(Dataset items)

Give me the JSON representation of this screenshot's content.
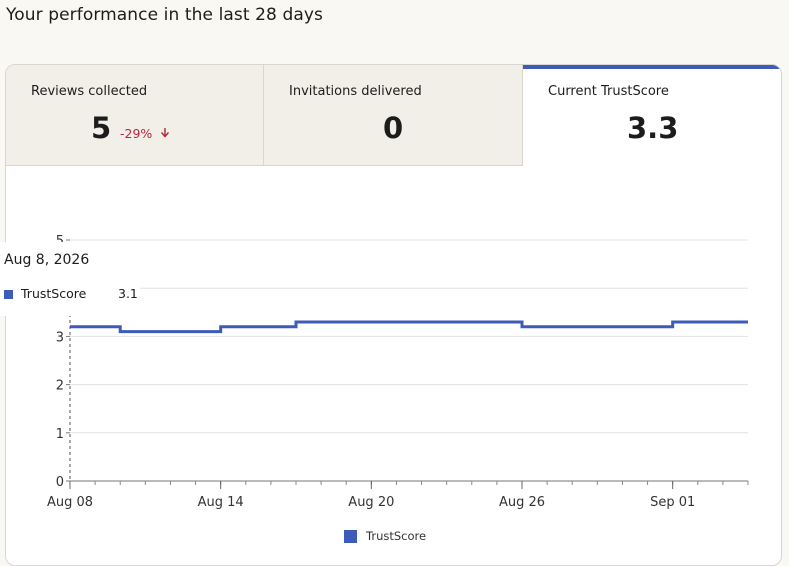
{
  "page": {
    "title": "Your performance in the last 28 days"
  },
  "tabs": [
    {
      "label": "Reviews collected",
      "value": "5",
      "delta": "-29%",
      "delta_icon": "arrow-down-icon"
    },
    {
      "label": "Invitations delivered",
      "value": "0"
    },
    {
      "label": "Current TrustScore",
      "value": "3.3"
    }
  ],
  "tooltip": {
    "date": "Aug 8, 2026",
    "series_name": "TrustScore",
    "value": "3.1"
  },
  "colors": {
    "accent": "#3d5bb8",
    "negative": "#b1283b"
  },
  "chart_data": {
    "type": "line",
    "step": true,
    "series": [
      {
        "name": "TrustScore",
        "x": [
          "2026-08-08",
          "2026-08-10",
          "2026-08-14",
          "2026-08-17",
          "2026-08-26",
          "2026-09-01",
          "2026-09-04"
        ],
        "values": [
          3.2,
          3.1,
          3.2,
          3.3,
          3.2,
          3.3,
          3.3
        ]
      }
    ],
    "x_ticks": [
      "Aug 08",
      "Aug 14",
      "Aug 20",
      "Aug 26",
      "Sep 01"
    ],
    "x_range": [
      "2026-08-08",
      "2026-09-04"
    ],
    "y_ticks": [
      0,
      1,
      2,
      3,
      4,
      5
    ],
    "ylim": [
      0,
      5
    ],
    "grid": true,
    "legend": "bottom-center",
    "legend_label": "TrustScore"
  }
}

--

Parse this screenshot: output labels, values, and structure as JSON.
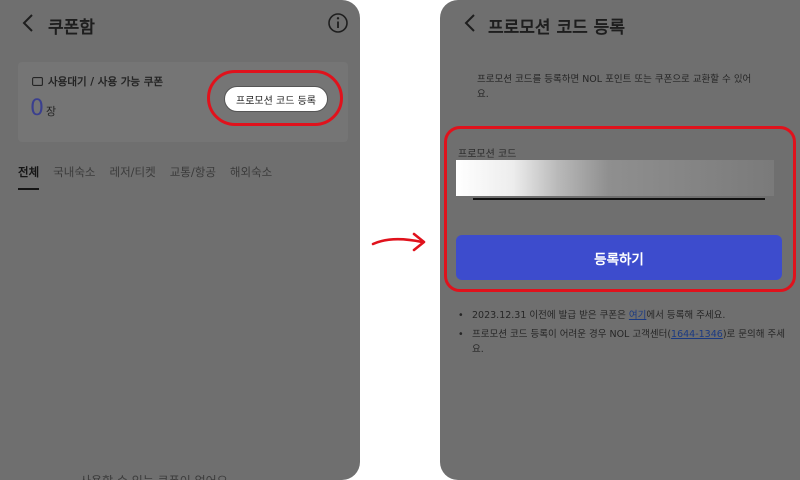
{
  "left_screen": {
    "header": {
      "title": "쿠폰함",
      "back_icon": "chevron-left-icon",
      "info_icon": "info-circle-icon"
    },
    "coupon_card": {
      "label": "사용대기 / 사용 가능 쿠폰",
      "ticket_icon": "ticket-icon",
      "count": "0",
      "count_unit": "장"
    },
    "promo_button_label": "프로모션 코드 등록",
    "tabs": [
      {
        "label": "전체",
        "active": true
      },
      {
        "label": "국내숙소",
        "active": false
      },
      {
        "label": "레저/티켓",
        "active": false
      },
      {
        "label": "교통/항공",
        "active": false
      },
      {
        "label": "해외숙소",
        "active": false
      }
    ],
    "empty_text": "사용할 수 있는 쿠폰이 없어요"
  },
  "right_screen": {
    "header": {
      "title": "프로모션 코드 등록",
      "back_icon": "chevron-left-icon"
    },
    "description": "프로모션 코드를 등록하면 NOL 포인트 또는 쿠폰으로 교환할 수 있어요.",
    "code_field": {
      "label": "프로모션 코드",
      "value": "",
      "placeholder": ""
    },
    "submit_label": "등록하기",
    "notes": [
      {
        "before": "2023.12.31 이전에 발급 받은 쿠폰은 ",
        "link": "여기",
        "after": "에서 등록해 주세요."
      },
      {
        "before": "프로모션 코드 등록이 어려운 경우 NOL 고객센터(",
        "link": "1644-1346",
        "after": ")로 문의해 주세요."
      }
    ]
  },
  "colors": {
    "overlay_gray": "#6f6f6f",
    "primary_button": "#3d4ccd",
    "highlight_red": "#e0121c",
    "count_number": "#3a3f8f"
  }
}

--

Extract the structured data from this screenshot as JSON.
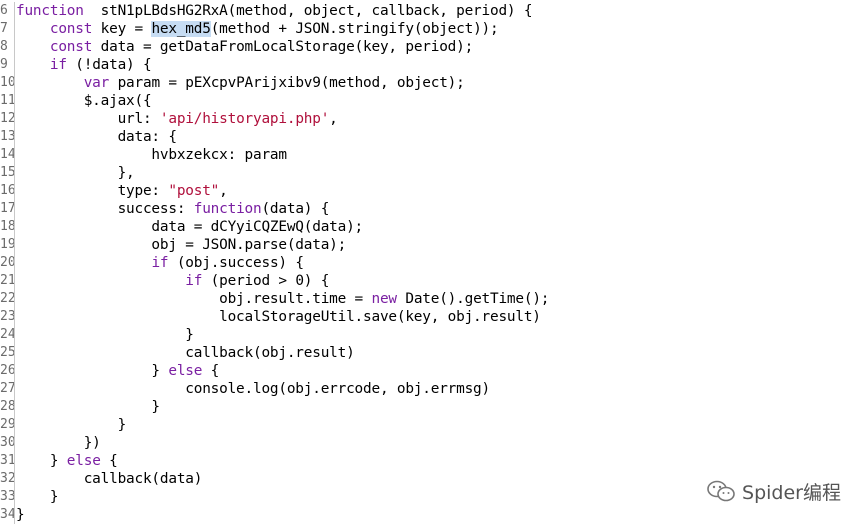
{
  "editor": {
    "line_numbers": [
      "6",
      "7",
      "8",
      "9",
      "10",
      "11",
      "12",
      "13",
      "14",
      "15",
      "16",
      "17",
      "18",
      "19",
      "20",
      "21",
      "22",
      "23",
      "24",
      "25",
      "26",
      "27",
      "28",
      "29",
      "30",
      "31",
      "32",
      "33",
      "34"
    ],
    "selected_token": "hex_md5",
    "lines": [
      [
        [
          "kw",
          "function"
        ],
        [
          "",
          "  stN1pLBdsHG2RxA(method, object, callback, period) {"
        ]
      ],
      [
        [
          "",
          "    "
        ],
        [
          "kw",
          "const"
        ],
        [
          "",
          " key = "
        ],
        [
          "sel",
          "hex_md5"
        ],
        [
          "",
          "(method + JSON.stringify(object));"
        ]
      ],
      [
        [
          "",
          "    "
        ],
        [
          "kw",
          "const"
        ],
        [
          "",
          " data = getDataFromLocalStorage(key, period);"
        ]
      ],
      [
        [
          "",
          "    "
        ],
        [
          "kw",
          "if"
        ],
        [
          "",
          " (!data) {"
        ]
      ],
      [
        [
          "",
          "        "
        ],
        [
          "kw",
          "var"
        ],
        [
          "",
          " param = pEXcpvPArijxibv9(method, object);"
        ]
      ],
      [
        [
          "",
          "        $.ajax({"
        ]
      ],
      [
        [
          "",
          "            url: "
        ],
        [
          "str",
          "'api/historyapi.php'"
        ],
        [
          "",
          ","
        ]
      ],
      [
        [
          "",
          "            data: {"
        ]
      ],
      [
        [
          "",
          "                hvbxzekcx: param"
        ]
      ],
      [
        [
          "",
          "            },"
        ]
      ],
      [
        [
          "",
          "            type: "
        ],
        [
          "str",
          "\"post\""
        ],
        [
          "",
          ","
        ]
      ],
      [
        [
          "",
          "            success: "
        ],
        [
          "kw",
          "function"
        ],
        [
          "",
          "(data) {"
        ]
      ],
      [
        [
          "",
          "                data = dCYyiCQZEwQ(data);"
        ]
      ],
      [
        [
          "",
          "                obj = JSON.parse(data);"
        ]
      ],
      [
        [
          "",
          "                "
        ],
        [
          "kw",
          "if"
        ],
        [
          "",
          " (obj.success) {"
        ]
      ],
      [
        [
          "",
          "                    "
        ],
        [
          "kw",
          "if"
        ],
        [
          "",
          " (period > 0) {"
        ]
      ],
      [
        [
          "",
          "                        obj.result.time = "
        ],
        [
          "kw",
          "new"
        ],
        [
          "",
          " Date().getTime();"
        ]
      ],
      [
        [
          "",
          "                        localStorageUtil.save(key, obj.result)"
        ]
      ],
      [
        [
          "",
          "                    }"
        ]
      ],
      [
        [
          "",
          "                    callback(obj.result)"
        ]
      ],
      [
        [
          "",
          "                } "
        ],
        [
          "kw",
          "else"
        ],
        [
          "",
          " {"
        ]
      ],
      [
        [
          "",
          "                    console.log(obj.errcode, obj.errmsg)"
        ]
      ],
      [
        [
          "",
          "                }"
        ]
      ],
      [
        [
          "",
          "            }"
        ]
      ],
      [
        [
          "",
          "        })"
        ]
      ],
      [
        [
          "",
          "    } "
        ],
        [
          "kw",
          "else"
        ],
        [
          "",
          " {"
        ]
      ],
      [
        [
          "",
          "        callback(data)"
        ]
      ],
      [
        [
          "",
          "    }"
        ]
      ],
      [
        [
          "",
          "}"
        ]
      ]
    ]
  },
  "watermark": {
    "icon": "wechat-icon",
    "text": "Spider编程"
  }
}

- _Exercise description_
Pull out each line of the listing that holds the string "callback".

- _Output_
          "  stN1pLBdsHG2RxA(method, object, callback, period) {"
          "                    callback(obj.result)"
          "        callback(data)"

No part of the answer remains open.